- _What this task involves_
Extract each line of the data below exactly as written.
Begin Records for processing
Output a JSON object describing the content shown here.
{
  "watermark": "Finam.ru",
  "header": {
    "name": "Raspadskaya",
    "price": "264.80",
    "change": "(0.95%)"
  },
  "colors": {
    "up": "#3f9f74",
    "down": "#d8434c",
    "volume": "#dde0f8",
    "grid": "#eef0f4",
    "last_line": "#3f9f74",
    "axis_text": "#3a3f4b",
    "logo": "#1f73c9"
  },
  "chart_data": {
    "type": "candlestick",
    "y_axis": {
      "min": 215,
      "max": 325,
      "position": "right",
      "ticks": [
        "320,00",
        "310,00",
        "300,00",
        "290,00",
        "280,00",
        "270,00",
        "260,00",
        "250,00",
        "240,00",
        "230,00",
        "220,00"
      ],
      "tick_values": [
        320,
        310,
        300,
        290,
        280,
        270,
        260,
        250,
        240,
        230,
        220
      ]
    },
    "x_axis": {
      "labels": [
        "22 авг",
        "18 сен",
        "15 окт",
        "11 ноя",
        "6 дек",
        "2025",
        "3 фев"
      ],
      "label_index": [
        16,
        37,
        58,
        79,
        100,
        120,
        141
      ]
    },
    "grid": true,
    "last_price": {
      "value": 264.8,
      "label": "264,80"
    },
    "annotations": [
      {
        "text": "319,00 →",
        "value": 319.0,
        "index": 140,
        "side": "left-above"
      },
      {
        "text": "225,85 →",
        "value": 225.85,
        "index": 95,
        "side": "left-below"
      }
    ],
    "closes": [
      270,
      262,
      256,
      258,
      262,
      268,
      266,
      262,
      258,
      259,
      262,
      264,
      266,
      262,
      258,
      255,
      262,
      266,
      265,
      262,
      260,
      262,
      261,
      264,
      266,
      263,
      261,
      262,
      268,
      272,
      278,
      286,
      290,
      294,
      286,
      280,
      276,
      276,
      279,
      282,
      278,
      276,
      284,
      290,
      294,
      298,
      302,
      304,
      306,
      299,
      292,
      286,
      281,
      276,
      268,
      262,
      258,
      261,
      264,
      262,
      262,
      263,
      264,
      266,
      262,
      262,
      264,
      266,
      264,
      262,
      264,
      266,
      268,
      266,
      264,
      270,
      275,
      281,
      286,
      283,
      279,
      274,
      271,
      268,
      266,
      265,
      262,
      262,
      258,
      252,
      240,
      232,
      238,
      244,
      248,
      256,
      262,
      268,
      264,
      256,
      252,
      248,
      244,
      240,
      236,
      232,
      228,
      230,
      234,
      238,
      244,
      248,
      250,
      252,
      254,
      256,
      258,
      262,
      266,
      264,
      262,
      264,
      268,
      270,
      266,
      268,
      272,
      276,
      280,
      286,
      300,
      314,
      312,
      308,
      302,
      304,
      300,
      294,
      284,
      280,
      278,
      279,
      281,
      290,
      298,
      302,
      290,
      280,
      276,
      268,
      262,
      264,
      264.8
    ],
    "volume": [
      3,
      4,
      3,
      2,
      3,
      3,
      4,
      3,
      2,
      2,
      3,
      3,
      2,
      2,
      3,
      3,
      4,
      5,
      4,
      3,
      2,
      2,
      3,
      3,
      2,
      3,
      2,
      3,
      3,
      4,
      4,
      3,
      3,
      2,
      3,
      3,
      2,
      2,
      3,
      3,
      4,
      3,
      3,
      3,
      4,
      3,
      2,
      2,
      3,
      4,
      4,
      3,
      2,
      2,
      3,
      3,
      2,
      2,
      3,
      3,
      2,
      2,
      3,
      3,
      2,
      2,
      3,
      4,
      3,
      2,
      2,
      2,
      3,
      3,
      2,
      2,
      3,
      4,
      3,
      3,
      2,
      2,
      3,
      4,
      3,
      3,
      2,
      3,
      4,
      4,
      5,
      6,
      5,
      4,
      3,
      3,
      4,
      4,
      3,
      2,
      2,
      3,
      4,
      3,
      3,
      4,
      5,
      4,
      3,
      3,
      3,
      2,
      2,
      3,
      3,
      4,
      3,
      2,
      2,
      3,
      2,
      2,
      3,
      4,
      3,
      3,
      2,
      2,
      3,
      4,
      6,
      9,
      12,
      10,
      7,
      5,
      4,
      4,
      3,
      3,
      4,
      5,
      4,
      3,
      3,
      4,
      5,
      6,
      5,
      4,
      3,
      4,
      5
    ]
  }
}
End Records for processing
- _Task response_
Output a JSON object describing the content shown here.
{
  "watermark": "Finam.ru",
  "header": {
    "name": "Raspadskaya",
    "price": "264.80",
    "change": "(0.95%)"
  },
  "colors": {
    "up": "#3f9f74",
    "down": "#d8434c",
    "volume": "#dde0f8",
    "grid": "#eef0f4",
    "last_line": "#3f9f74",
    "axis_text": "#3a3f4b",
    "logo": "#1f73c9"
  },
  "chart_data": {
    "type": "candlestick",
    "y_axis": {
      "min": 215,
      "max": 325,
      "position": "right",
      "ticks": [
        "320,00",
        "310,00",
        "300,00",
        "290,00",
        "280,00",
        "270,00",
        "260,00",
        "250,00",
        "240,00",
        "230,00",
        "220,00"
      ],
      "tick_values": [
        320,
        310,
        300,
        290,
        280,
        270,
        260,
        250,
        240,
        230,
        220
      ]
    },
    "x_axis": {
      "labels": [
        "22 авг",
        "18 сен",
        "15 окт",
        "11 ноя",
        "6 дек",
        "2025",
        "3 фев"
      ],
      "label_index": [
        16,
        37,
        58,
        79,
        100,
        120,
        141
      ]
    },
    "grid": true,
    "last_price": {
      "value": 264.8,
      "label": "264,80"
    },
    "annotations": [
      {
        "text": "319,00 →",
        "value": 319.0,
        "index": 140,
        "side": "left-above"
      },
      {
        "text": "225,85 →",
        "value": 225.85,
        "index": 95,
        "side": "left-below"
      }
    ],
    "closes": [
      270,
      262,
      256,
      258,
      262,
      268,
      266,
      262,
      258,
      259,
      262,
      264,
      266,
      262,
      258,
      255,
      262,
      266,
      265,
      262,
      260,
      262,
      261,
      264,
      266,
      263,
      261,
      262,
      268,
      272,
      278,
      286,
      290,
      294,
      286,
      280,
      276,
      276,
      279,
      282,
      278,
      276,
      284,
      290,
      294,
      298,
      302,
      304,
      306,
      299,
      292,
      286,
      281,
      276,
      268,
      262,
      258,
      261,
      264,
      262,
      262,
      263,
      264,
      266,
      262,
      262,
      264,
      266,
      264,
      262,
      264,
      266,
      268,
      266,
      264,
      270,
      275,
      281,
      286,
      283,
      279,
      274,
      271,
      268,
      266,
      265,
      262,
      262,
      258,
      252,
      240,
      232,
      238,
      244,
      248,
      256,
      262,
      268,
      264,
      256,
      252,
      248,
      244,
      240,
      236,
      232,
      228,
      230,
      234,
      238,
      244,
      248,
      250,
      252,
      254,
      256,
      258,
      262,
      266,
      264,
      262,
      264,
      268,
      270,
      266,
      268,
      272,
      276,
      280,
      286,
      300,
      314,
      312,
      308,
      302,
      304,
      300,
      294,
      284,
      280,
      278,
      279,
      281,
      290,
      298,
      302,
      290,
      280,
      276,
      268,
      262,
      264,
      264.8
    ],
    "volume": [
      3,
      4,
      3,
      2,
      3,
      3,
      4,
      3,
      2,
      2,
      3,
      3,
      2,
      2,
      3,
      3,
      4,
      5,
      4,
      3,
      2,
      2,
      3,
      3,
      2,
      3,
      2,
      3,
      3,
      4,
      4,
      3,
      3,
      2,
      3,
      3,
      2,
      2,
      3,
      3,
      4,
      3,
      3,
      3,
      4,
      3,
      2,
      2,
      3,
      4,
      4,
      3,
      2,
      2,
      3,
      3,
      2,
      2,
      3,
      3,
      2,
      2,
      3,
      3,
      2,
      2,
      3,
      4,
      3,
      2,
      2,
      2,
      3,
      3,
      2,
      2,
      3,
      4,
      3,
      3,
      2,
      2,
      3,
      4,
      3,
      3,
      2,
      3,
      4,
      4,
      5,
      6,
      5,
      4,
      3,
      3,
      4,
      4,
      3,
      2,
      2,
      3,
      4,
      3,
      3,
      4,
      5,
      4,
      3,
      3,
      3,
      2,
      2,
      3,
      3,
      4,
      3,
      2,
      2,
      3,
      2,
      2,
      3,
      4,
      3,
      3,
      2,
      2,
      3,
      4,
      6,
      9,
      12,
      10,
      7,
      5,
      4,
      4,
      3,
      3,
      4,
      5,
      4,
      3,
      3,
      4,
      5,
      6,
      5,
      4,
      3,
      4,
      5
    ]
  }
}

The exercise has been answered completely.